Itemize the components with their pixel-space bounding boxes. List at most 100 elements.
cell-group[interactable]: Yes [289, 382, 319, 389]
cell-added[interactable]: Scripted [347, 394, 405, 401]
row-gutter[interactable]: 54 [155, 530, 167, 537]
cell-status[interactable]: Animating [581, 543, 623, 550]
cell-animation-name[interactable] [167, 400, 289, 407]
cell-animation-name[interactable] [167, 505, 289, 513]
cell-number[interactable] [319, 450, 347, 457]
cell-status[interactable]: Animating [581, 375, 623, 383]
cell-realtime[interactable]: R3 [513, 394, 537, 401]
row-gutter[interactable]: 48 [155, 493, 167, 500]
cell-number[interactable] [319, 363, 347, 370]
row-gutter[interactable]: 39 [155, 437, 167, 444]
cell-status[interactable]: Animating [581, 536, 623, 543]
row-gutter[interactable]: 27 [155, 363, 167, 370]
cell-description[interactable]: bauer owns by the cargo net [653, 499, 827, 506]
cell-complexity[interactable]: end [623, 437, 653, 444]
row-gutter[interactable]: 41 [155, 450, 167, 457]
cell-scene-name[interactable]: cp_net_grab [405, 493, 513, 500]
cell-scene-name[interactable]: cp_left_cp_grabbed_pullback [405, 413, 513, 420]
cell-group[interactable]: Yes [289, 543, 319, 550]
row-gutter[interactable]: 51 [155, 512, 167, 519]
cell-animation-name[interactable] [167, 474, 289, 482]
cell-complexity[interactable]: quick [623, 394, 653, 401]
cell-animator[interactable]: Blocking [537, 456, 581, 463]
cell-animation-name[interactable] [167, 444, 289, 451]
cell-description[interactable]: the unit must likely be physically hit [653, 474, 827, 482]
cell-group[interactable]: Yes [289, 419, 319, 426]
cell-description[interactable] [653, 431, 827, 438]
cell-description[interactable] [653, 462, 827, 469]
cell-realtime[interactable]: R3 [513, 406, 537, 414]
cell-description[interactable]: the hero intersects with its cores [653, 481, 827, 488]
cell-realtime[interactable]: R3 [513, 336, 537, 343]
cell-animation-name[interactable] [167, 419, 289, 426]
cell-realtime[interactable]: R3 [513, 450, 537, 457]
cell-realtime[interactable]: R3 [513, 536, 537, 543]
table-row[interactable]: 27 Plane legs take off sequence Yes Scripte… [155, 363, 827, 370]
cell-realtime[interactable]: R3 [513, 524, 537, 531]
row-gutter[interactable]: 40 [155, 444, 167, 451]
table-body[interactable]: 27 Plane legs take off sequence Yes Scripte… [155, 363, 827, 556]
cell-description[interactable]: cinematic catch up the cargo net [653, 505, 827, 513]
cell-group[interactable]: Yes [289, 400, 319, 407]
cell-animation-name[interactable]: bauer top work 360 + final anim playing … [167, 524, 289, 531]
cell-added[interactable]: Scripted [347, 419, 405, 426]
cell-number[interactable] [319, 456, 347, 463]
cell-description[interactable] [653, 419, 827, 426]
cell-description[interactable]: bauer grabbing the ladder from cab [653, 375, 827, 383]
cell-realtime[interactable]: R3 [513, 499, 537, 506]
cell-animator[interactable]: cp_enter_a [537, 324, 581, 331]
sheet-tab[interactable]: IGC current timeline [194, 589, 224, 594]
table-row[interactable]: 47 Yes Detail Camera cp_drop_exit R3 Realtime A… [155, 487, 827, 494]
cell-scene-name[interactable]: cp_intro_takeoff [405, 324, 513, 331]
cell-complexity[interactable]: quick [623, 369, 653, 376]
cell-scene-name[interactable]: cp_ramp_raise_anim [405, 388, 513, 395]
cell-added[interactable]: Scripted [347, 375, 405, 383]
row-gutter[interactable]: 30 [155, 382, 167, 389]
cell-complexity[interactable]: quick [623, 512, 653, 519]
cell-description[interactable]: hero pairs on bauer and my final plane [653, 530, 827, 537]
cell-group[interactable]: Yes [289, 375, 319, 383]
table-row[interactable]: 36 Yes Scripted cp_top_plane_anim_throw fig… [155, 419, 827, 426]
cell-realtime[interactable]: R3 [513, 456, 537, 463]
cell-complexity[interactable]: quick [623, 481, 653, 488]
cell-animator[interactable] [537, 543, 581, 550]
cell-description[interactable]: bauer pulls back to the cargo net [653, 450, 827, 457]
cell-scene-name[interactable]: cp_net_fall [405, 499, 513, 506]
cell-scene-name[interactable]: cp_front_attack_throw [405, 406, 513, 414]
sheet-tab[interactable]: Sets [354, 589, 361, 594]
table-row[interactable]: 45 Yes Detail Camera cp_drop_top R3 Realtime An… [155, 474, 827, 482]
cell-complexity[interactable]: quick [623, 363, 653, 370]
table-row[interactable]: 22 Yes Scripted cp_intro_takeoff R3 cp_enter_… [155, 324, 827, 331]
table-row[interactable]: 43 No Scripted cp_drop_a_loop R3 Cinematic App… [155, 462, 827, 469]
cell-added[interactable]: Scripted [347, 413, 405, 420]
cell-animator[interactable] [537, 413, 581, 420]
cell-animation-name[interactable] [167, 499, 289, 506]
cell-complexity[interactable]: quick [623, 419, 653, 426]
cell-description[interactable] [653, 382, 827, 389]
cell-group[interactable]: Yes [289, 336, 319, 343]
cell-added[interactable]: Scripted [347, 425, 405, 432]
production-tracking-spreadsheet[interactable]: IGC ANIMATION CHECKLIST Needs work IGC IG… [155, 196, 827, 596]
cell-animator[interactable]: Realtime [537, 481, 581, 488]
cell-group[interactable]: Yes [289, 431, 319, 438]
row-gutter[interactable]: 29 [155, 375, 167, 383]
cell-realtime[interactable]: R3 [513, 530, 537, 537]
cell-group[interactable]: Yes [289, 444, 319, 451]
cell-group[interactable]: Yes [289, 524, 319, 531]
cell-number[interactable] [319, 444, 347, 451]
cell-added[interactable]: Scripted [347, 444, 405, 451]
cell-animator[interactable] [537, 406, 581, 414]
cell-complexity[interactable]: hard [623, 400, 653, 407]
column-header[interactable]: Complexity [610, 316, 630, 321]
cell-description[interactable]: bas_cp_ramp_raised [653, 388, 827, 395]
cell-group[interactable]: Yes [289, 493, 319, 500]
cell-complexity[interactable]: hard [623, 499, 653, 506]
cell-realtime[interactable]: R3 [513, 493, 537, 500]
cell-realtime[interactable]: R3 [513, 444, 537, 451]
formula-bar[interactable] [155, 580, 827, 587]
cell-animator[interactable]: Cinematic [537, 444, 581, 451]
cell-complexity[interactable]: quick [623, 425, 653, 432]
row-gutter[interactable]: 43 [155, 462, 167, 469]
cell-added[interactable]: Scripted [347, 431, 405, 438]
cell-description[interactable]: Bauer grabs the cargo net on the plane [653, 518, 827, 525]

THE PROBLEM:
Can you copy out every line of the data above, character for character?

REPLY:
Itemize the components with their pixel-space bounding boxes. List at most 100 elements.
cell-group[interactable]: Yes [289, 382, 319, 389]
cell-added[interactable]: Scripted [347, 394, 405, 401]
row-gutter[interactable]: 54 [155, 530, 167, 537]
cell-status[interactable]: Animating [581, 543, 623, 550]
cell-animation-name[interactable] [167, 400, 289, 407]
cell-animation-name[interactable] [167, 505, 289, 513]
cell-number[interactable] [319, 450, 347, 457]
cell-status[interactable]: Animating [581, 375, 623, 383]
cell-realtime[interactable]: R3 [513, 394, 537, 401]
row-gutter[interactable]: 48 [155, 493, 167, 500]
cell-number[interactable] [319, 363, 347, 370]
row-gutter[interactable]: 39 [155, 437, 167, 444]
cell-status[interactable]: Animating [581, 536, 623, 543]
row-gutter[interactable]: 27 [155, 363, 167, 370]
cell-description[interactable]: bauer owns by the cargo net [653, 499, 827, 506]
cell-complexity[interactable]: end [623, 437, 653, 444]
row-gutter[interactable]: 41 [155, 450, 167, 457]
cell-scene-name[interactable]: cp_net_grab [405, 493, 513, 500]
cell-scene-name[interactable]: cp_left_cp_grabbed_pullback [405, 413, 513, 420]
cell-group[interactable]: Yes [289, 543, 319, 550]
row-gutter[interactable]: 51 [155, 512, 167, 519]
cell-animation-name[interactable] [167, 474, 289, 482]
cell-complexity[interactable]: quick [623, 394, 653, 401]
cell-animator[interactable]: Blocking [537, 456, 581, 463]
cell-animation-name[interactable] [167, 444, 289, 451]
cell-description[interactable]: the unit must likely be physically hit [653, 474, 827, 482]
cell-group[interactable]: Yes [289, 419, 319, 426]
cell-description[interactable] [653, 431, 827, 438]
cell-description[interactable] [653, 462, 827, 469]
cell-realtime[interactable]: R3 [513, 406, 537, 414]
cell-description[interactable]: the hero intersects with its cores [653, 481, 827, 488]
cell-realtime[interactable]: R3 [513, 336, 537, 343]
cell-animation-name[interactable] [167, 419, 289, 426]
cell-realtime[interactable]: R3 [513, 450, 537, 457]
cell-realtime[interactable]: R3 [513, 536, 537, 543]
table-row[interactable]: 27 Plane legs take off sequence Yes Scripte… [155, 363, 827, 370]
cell-realtime[interactable]: R3 [513, 524, 537, 531]
row-gutter[interactable]: 40 [155, 444, 167, 451]
table-body[interactable]: 27 Plane legs take off sequence Yes Scripte… [155, 363, 827, 556]
cell-description[interactable]: cinematic catch up the cargo net [653, 505, 827, 513]
cell-group[interactable]: Yes [289, 400, 319, 407]
cell-animation-name[interactable]: bauer top work 360 + final anim playing … [167, 524, 289, 531]
cell-added[interactable]: Scripted [347, 419, 405, 426]
cell-number[interactable] [319, 456, 347, 463]
cell-description[interactable] [653, 419, 827, 426]
cell-description[interactable]: bauer grabbing the ladder from cab [653, 375, 827, 383]
cell-realtime[interactable]: R3 [513, 499, 537, 506]
cell-animator[interactable]: cp_enter_a [537, 324, 581, 331]
sheet-tab[interactable]: IGC current timeline [194, 589, 224, 594]
table-row[interactable]: 47 Yes Detail Camera cp_drop_exit R3 Realtime A… [155, 487, 827, 494]
cell-scene-name[interactable]: cp_intro_takeoff [405, 324, 513, 331]
cell-complexity[interactable]: quick [623, 369, 653, 376]
cell-scene-name[interactable]: cp_ramp_raise_anim [405, 388, 513, 395]
cell-added[interactable]: Scripted [347, 375, 405, 383]
row-gutter[interactable]: 30 [155, 382, 167, 389]
cell-complexity[interactable]: quick [623, 512, 653, 519]
cell-description[interactable]: hero pairs on bauer and my final plane [653, 530, 827, 537]
cell-group[interactable]: Yes [289, 375, 319, 383]
table-row[interactable]: 36 Yes Scripted cp_top_plane_anim_throw fig… [155, 419, 827, 426]
cell-realtime[interactable]: R3 [513, 456, 537, 463]
cell-complexity[interactable]: quick [623, 481, 653, 488]
cell-animator[interactable] [537, 543, 581, 550]
cell-description[interactable]: bauer pulls back to the cargo net [653, 450, 827, 457]
cell-scene-name[interactable]: cp_net_fall [405, 499, 513, 506]
cell-scene-name[interactable]: cp_front_attack_throw [405, 406, 513, 414]
sheet-tab[interactable]: Sets [354, 589, 361, 594]
table-row[interactable]: 45 Yes Detail Camera cp_drop_top R3 Realtime An… [155, 474, 827, 482]
cell-complexity[interactable]: quick [623, 363, 653, 370]
table-row[interactable]: 22 Yes Scripted cp_intro_takeoff R3 cp_enter_… [155, 324, 827, 331]
table-row[interactable]: 43 No Scripted cp_drop_a_loop R3 Cinematic App… [155, 462, 827, 469]
cell-added[interactable]: Scripted [347, 413, 405, 420]
cell-animator[interactable] [537, 413, 581, 420]
cell-animation-name[interactable] [167, 499, 289, 506]
cell-complexity[interactable]: quick [623, 419, 653, 426]
cell-description[interactable] [653, 382, 827, 389]
cell-group[interactable]: Yes [289, 336, 319, 343]
cell-added[interactable]: Scripted [347, 425, 405, 432]
production-tracking-spreadsheet[interactable]: IGC ANIMATION CHECKLIST Needs work IGC IG… [155, 196, 827, 596]
cell-animator[interactable]: Realtime [537, 481, 581, 488]
cell-group[interactable]: Yes [289, 431, 319, 438]
row-gutter[interactable]: 29 [155, 375, 167, 383]
cell-realtime[interactable]: R3 [513, 530, 537, 537]
cell-group[interactable]: Yes [289, 444, 319, 451]
cell-group[interactable]: Yes [289, 524, 319, 531]
cell-number[interactable] [319, 444, 347, 451]
cell-added[interactable]: Scripted [347, 444, 405, 451]
cell-animator[interactable] [537, 406, 581, 414]
cell-complexity[interactable]: hard [623, 400, 653, 407]
column-header[interactable]: Complexity [610, 316, 630, 321]
cell-description[interactable]: bas_cp_ramp_raised [653, 388, 827, 395]
cell-group[interactable]: Yes [289, 493, 319, 500]
cell-complexity[interactable]: hard [623, 499, 653, 506]
cell-realtime[interactable]: R3 [513, 493, 537, 500]
cell-realtime[interactable]: R3 [513, 444, 537, 451]
formula-bar[interactable] [155, 580, 827, 587]
cell-animator[interactable]: Cinematic [537, 444, 581, 451]
cell-complexity[interactable]: quick [623, 425, 653, 432]
row-gutter[interactable]: 43 [155, 462, 167, 469]
cell-added[interactable]: Scripted [347, 431, 405, 438]
cell-description[interactable]: Bauer grabs the cargo net on the plane [653, 518, 827, 525]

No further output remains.